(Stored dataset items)
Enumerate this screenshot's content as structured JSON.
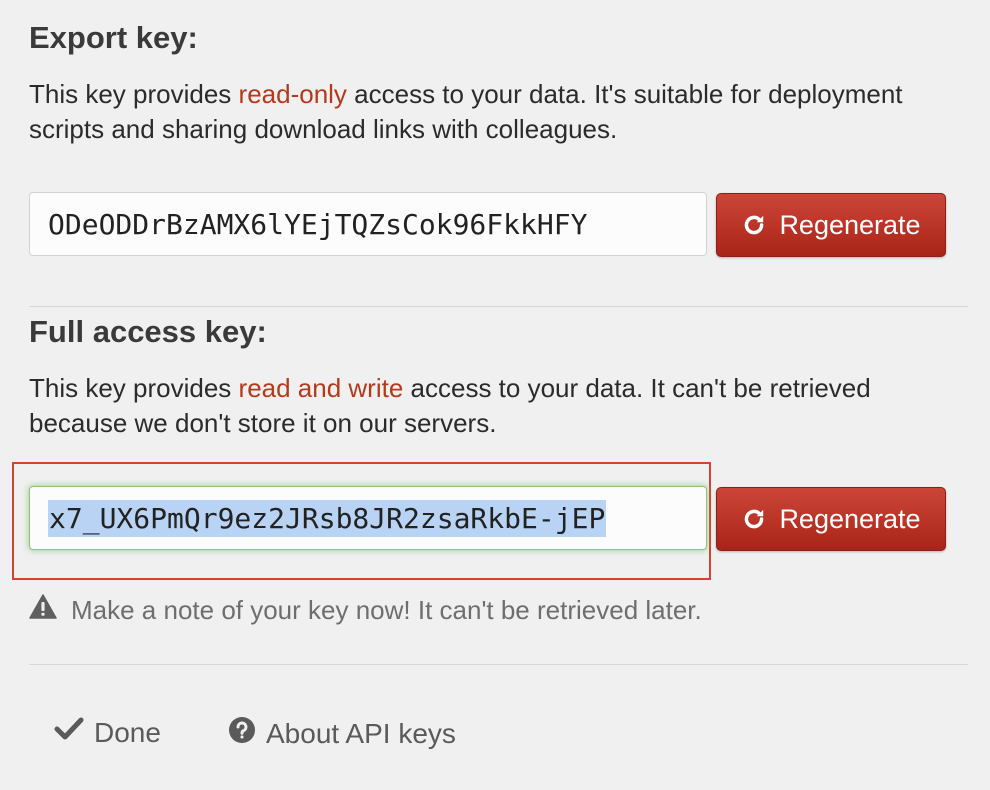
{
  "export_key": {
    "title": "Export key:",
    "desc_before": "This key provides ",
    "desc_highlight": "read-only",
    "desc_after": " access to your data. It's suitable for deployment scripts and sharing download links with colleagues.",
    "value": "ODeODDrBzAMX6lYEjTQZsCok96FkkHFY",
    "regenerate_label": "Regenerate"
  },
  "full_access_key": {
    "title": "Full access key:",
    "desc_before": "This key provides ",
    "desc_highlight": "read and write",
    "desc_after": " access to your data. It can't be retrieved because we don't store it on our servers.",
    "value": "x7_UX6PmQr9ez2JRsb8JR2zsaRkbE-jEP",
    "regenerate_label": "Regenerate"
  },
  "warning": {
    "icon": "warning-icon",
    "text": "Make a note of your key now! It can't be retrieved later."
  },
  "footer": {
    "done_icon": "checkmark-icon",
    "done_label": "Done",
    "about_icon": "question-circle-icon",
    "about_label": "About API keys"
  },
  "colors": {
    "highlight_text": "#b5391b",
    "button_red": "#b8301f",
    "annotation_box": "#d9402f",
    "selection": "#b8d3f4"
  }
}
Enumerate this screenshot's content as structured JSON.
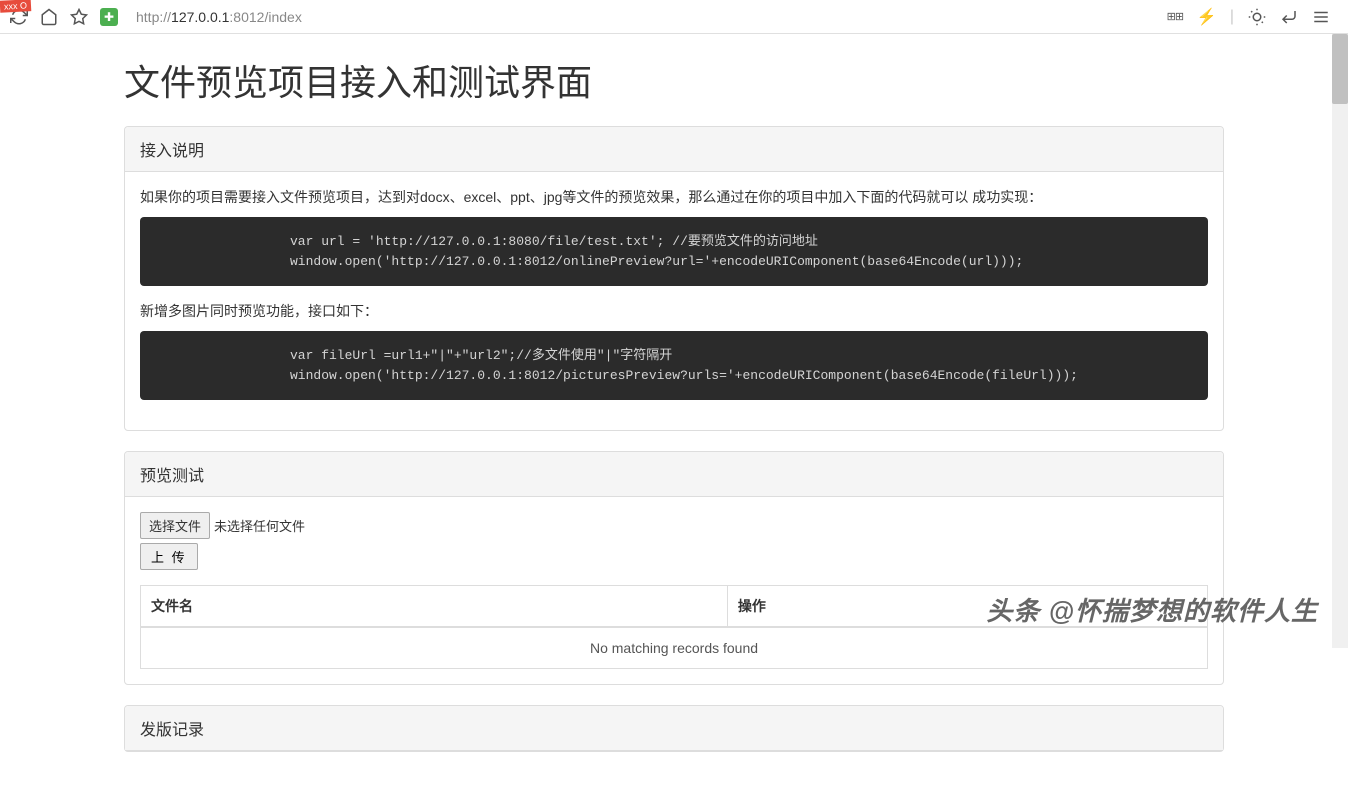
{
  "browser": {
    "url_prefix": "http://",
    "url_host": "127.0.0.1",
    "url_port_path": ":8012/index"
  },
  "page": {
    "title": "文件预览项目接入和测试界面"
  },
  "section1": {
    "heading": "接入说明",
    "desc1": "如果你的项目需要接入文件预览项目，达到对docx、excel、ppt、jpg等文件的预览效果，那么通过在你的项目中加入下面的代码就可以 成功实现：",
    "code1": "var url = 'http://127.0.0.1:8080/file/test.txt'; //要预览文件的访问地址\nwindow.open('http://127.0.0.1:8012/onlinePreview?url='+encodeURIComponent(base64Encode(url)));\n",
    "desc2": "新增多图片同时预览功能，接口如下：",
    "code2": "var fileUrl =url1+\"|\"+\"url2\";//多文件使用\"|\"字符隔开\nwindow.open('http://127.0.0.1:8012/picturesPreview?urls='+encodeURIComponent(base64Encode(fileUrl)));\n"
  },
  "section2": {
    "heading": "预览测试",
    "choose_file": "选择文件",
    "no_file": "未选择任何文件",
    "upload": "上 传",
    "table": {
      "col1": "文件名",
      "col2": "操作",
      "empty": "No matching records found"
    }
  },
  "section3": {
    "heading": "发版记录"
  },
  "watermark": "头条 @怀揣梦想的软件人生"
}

=== The problem ===
Restate the full listing verbatim and drop every picture.

=== Completed exercise ===
Enumerate this screenshot's content as structured JSON.
{
  "export_key": {
    "title": "Export key:",
    "desc_before": "This key provides ",
    "desc_highlight": "read-only",
    "desc_after": " access to your data. It's suitable for deployment scripts and sharing download links with colleagues.",
    "value": "ODeODDrBzAMX6lYEjTQZsCok96FkkHFY",
    "regenerate_label": "Regenerate"
  },
  "full_access_key": {
    "title": "Full access key:",
    "desc_before": "This key provides ",
    "desc_highlight": "read and write",
    "desc_after": " access to your data. It can't be retrieved because we don't store it on our servers.",
    "value": "x7_UX6PmQr9ez2JRsb8JR2zsaRkbE-jEP",
    "regenerate_label": "Regenerate"
  },
  "warning": {
    "icon": "warning-icon",
    "text": "Make a note of your key now! It can't be retrieved later."
  },
  "footer": {
    "done_icon": "checkmark-icon",
    "done_label": "Done",
    "about_icon": "question-circle-icon",
    "about_label": "About API keys"
  },
  "colors": {
    "highlight_text": "#b5391b",
    "button_red": "#b8301f",
    "annotation_box": "#d9402f",
    "selection": "#b8d3f4"
  }
}
Enumerate this screenshot's content as structured JSON.
{
  "browser": {
    "url_prefix": "http://",
    "url_host": "127.0.0.1",
    "url_port_path": ":8012/index"
  },
  "page": {
    "title": "文件预览项目接入和测试界面"
  },
  "section1": {
    "heading": "接入说明",
    "desc1": "如果你的项目需要接入文件预览项目，达到对docx、excel、ppt、jpg等文件的预览效果，那么通过在你的项目中加入下面的代码就可以 成功实现：",
    "code1": "var url = 'http://127.0.0.1:8080/file/test.txt'; //要预览文件的访问地址\nwindow.open('http://127.0.0.1:8012/onlinePreview?url='+encodeURIComponent(base64Encode(url)));\n",
    "desc2": "新增多图片同时预览功能，接口如下：",
    "code2": "var fileUrl =url1+\"|\"+\"url2\";//多文件使用\"|\"字符隔开\nwindow.open('http://127.0.0.1:8012/picturesPreview?urls='+encodeURIComponent(base64Encode(fileUrl)));\n"
  },
  "section2": {
    "heading": "预览测试",
    "choose_file": "选择文件",
    "no_file": "未选择任何文件",
    "upload": "上 传",
    "table": {
      "col1": "文件名",
      "col2": "操作",
      "empty": "No matching records found"
    }
  },
  "section3": {
    "heading": "发版记录"
  },
  "watermark": "头条 @怀揣梦想的软件人生"
}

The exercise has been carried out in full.